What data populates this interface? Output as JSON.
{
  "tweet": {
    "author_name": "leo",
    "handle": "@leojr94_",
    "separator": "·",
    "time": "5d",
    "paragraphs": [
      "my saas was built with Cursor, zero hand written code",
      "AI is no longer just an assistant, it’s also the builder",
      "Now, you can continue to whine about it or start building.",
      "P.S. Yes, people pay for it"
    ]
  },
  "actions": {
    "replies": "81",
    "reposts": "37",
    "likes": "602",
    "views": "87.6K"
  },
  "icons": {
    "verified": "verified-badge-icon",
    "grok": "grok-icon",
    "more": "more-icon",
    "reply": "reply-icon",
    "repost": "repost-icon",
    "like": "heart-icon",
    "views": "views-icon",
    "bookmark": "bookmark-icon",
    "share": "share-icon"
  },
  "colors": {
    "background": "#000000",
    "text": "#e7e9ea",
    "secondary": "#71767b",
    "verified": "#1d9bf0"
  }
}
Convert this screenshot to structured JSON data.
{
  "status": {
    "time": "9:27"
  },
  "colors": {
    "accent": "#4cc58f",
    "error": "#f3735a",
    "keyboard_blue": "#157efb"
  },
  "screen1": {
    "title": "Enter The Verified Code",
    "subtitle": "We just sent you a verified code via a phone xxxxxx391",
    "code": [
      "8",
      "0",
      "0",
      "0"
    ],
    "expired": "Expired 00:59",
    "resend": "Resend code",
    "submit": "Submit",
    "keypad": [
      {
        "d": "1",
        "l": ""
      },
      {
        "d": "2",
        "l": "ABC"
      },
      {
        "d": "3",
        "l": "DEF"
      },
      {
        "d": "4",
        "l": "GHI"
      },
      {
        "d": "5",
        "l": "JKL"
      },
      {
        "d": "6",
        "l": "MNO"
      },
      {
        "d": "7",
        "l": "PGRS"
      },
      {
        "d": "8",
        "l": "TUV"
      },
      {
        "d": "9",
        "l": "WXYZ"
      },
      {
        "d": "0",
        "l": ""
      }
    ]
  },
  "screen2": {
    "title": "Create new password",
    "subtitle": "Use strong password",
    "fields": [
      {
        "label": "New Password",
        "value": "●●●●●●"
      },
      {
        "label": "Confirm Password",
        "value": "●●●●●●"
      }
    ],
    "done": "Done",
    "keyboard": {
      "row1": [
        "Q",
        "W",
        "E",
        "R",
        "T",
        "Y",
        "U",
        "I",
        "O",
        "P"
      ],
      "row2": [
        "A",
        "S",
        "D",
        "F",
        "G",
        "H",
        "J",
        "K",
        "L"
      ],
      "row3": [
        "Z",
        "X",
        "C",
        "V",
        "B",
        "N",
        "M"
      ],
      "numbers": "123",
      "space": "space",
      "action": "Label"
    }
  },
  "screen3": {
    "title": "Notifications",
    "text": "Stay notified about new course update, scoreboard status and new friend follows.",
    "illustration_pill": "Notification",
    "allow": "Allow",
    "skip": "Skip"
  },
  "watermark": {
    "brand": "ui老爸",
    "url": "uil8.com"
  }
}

· · · · ·

▶ **Task requirements**: Write all of the records out again exactly.

▶ **Exercise solution**:
What data populates this interface? Output as JSON.
{
  "tweet": {
    "author_name": "leo",
    "handle": "@leojr94_",
    "separator": "·",
    "time": "5d",
    "paragraphs": [
      "my saas was built with Cursor, zero hand written code",
      "AI is no longer just an assistant, it’s also the builder",
      "Now, you can continue to whine about it or start building.",
      "P.S. Yes, people pay for it"
    ]
  },
  "actions": {
    "replies": "81",
    "reposts": "37",
    "likes": "602",
    "views": "87.6K"
  },
  "icons": {
    "verified": "verified-badge-icon",
    "grok": "grok-icon",
    "more": "more-icon",
    "reply": "reply-icon",
    "repost": "repost-icon",
    "like": "heart-icon",
    "views": "views-icon",
    "bookmark": "bookmark-icon",
    "share": "share-icon"
  },
  "colors": {
    "background": "#000000",
    "text": "#e7e9ea",
    "secondary": "#71767b",
    "verified": "#1d9bf0"
  }
}
Convert this screenshot to structured JSON data.
{
  "status": {
    "time": "9:27"
  },
  "colors": {
    "accent": "#4cc58f",
    "error": "#f3735a",
    "keyboard_blue": "#157efb"
  },
  "screen1": {
    "title": "Enter The Verified Code",
    "subtitle": "We just sent you a verified code via a phone xxxxxx391",
    "code": [
      "8",
      "0",
      "0",
      "0"
    ],
    "expired": "Expired 00:59",
    "resend": "Resend code",
    "submit": "Submit",
    "keypad": [
      {
        "d": "1",
        "l": ""
      },
      {
        "d": "2",
        "l": "ABC"
      },
      {
        "d": "3",
        "l": "DEF"
      },
      {
        "d": "4",
        "l": "GHI"
      },
      {
        "d": "5",
        "l": "JKL"
      },
      {
        "d": "6",
        "l": "MNO"
      },
      {
        "d": "7",
        "l": "PGRS"
      },
      {
        "d": "8",
        "l": "TUV"
      },
      {
        "d": "9",
        "l": "WXYZ"
      },
      {
        "d": "0",
        "l": ""
      }
    ]
  },
  "screen2": {
    "title": "Create new password",
    "subtitle": "Use strong password",
    "fields": [
      {
        "label": "New Password",
        "value": "●●●●●●"
      },
      {
        "label": "Confirm Password",
        "value": "●●●●●●"
      }
    ],
    "done": "Done",
    "keyboard": {
      "row1": [
        "Q",
        "W",
        "E",
        "R",
        "T",
        "Y",
        "U",
        "I",
        "O",
        "P"
      ],
      "row2": [
        "A",
        "S",
        "D",
        "F",
        "G",
        "H",
        "J",
        "K",
        "L"
      ],
      "row3": [
        "Z",
        "X",
        "C",
        "V",
        "B",
        "N",
        "M"
      ],
      "numbers": "123",
      "space": "space",
      "action": "Label"
    }
  },
  "screen3": {
    "title": "Notifications",
    "text": "Stay notified about new course update, scoreboard status and new friend follows.",
    "illustration_pill": "Notification",
    "allow": "Allow",
    "skip": "Skip"
  },
  "watermark": {
    "brand": "ui老爸",
    "url": "uil8.com"
  }
}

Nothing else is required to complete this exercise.